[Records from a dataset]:

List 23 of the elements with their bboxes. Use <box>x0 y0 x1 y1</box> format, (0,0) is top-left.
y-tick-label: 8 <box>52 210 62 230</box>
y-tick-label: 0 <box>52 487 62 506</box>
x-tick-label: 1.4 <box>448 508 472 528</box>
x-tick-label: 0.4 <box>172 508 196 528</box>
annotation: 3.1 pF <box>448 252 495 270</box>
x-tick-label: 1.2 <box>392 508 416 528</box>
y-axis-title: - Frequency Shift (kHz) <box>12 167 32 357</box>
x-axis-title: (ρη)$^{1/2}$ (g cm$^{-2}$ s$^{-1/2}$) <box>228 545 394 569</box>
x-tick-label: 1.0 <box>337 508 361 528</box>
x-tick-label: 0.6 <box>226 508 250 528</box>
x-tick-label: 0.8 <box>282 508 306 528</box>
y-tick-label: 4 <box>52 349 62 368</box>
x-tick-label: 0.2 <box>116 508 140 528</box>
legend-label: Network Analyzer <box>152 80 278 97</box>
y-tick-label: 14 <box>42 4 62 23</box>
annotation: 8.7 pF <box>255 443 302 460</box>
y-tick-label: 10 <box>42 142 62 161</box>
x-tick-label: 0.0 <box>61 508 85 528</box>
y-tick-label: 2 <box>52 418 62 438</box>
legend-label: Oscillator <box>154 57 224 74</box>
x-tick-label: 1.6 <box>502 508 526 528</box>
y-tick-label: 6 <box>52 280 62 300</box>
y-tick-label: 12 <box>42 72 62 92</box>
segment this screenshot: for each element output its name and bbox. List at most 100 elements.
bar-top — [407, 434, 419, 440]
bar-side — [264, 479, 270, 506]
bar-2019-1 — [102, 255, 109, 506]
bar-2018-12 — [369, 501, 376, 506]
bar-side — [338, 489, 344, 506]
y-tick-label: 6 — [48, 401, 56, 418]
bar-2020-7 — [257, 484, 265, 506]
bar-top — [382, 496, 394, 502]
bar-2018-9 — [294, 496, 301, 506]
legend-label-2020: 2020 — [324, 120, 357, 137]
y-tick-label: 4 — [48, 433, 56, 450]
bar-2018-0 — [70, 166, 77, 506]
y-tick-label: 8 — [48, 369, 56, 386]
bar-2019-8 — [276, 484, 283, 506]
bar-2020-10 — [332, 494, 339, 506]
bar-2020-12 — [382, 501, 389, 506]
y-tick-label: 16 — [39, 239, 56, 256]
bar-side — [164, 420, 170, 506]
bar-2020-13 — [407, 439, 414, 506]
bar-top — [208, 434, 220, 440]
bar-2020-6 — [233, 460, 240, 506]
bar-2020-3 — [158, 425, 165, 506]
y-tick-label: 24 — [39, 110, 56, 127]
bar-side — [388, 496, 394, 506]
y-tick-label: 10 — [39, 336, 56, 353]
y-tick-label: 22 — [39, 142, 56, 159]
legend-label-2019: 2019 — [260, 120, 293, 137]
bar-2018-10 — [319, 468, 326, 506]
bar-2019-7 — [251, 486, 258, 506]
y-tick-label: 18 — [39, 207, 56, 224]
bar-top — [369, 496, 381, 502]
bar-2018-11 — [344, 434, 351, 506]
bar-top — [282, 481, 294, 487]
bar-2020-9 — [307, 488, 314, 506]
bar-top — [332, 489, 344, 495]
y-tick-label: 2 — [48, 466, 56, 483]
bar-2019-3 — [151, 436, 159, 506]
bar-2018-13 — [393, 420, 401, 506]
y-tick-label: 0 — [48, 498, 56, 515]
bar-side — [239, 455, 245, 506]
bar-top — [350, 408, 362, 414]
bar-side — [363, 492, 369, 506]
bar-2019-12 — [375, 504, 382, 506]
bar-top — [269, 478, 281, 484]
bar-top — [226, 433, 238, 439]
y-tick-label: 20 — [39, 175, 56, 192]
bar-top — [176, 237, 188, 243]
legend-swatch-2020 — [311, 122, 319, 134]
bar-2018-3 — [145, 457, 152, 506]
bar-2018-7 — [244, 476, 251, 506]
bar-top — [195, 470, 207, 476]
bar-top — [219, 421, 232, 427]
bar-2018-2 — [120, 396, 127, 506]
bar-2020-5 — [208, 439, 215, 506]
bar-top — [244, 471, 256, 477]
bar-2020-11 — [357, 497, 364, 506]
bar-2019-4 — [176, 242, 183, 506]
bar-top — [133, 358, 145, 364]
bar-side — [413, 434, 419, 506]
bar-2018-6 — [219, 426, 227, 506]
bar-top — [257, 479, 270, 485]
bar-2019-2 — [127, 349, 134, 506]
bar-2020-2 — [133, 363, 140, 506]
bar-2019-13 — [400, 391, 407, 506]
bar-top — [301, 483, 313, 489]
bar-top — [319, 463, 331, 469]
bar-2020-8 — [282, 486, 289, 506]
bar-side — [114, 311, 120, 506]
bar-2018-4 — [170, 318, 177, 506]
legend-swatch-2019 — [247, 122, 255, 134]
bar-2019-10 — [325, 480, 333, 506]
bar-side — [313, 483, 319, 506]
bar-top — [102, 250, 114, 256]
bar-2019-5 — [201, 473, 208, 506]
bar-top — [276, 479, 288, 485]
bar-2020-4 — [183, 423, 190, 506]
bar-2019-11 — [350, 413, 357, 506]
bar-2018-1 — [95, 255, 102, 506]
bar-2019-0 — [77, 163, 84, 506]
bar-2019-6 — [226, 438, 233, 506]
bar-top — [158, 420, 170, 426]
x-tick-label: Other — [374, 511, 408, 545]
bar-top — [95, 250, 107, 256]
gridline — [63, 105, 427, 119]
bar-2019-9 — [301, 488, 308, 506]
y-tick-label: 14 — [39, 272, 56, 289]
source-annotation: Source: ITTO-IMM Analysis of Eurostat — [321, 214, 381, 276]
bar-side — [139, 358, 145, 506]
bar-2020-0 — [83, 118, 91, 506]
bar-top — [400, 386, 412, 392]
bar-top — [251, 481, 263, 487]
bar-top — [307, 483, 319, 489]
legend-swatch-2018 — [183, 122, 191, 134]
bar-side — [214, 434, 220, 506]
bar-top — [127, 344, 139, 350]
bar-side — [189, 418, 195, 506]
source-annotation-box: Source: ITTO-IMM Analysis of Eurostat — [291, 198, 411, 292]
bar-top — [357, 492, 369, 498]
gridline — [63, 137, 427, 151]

...

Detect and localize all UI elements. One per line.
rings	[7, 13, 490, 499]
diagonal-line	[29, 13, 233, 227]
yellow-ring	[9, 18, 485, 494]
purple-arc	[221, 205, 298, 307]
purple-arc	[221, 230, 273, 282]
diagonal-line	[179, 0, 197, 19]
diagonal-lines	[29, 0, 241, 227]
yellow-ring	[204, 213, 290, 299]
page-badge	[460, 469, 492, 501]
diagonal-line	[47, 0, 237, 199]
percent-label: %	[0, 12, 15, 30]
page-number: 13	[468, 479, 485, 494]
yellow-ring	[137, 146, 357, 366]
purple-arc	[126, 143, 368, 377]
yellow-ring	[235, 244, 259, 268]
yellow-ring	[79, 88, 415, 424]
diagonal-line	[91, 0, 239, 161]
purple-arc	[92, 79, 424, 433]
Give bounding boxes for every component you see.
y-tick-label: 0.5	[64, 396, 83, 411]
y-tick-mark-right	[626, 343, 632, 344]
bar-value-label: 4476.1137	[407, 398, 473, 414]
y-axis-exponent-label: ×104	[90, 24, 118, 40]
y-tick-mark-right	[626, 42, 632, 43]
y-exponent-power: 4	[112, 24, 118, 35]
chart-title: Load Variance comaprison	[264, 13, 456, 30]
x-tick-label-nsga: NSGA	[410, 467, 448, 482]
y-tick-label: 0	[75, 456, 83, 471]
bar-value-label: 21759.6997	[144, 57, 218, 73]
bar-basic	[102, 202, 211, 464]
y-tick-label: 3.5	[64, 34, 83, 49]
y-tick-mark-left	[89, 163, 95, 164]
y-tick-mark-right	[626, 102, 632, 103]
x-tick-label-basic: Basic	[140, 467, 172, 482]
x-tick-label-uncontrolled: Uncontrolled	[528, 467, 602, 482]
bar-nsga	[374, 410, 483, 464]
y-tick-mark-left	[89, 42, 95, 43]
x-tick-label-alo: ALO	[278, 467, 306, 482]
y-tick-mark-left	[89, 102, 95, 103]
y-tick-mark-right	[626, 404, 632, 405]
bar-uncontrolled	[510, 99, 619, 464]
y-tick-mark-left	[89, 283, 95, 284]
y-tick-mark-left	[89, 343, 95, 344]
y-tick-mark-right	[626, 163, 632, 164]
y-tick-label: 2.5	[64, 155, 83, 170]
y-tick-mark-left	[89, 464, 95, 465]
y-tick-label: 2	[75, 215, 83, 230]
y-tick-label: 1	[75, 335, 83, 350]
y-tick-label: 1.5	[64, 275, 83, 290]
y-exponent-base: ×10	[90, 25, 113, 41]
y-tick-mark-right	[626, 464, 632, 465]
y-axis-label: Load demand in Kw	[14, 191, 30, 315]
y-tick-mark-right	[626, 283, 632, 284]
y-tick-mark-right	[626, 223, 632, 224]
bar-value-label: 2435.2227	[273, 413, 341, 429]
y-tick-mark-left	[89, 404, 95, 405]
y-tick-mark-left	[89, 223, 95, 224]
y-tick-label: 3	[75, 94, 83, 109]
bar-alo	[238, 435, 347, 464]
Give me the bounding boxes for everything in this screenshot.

[WHAT TO PRODUCE]: Revise the data starting with the line with "Detect and localize" and going on through the line with "244, 259, 268]", replacing "yellow-ring" with "gold-ring" and leaving everything else unchanged.

[RESULT OF THIS EXERCISE]:
Detect and localize all UI elements. One per line.
rings	[7, 13, 490, 499]
diagonal-line	[29, 13, 233, 227]
gold-ring	[9, 18, 485, 494]
purple-arc	[221, 205, 298, 307]
purple-arc	[221, 230, 273, 282]
diagonal-line	[179, 0, 197, 19]
diagonal-lines	[29, 0, 241, 227]
gold-ring	[204, 213, 290, 299]
page-badge	[460, 469, 492, 501]
diagonal-line	[47, 0, 237, 199]
percent-label: %	[0, 12, 15, 30]
page-number: 13	[468, 479, 485, 494]
gold-ring	[137, 146, 357, 366]
purple-arc	[126, 143, 368, 377]
gold-ring	[235, 244, 259, 268]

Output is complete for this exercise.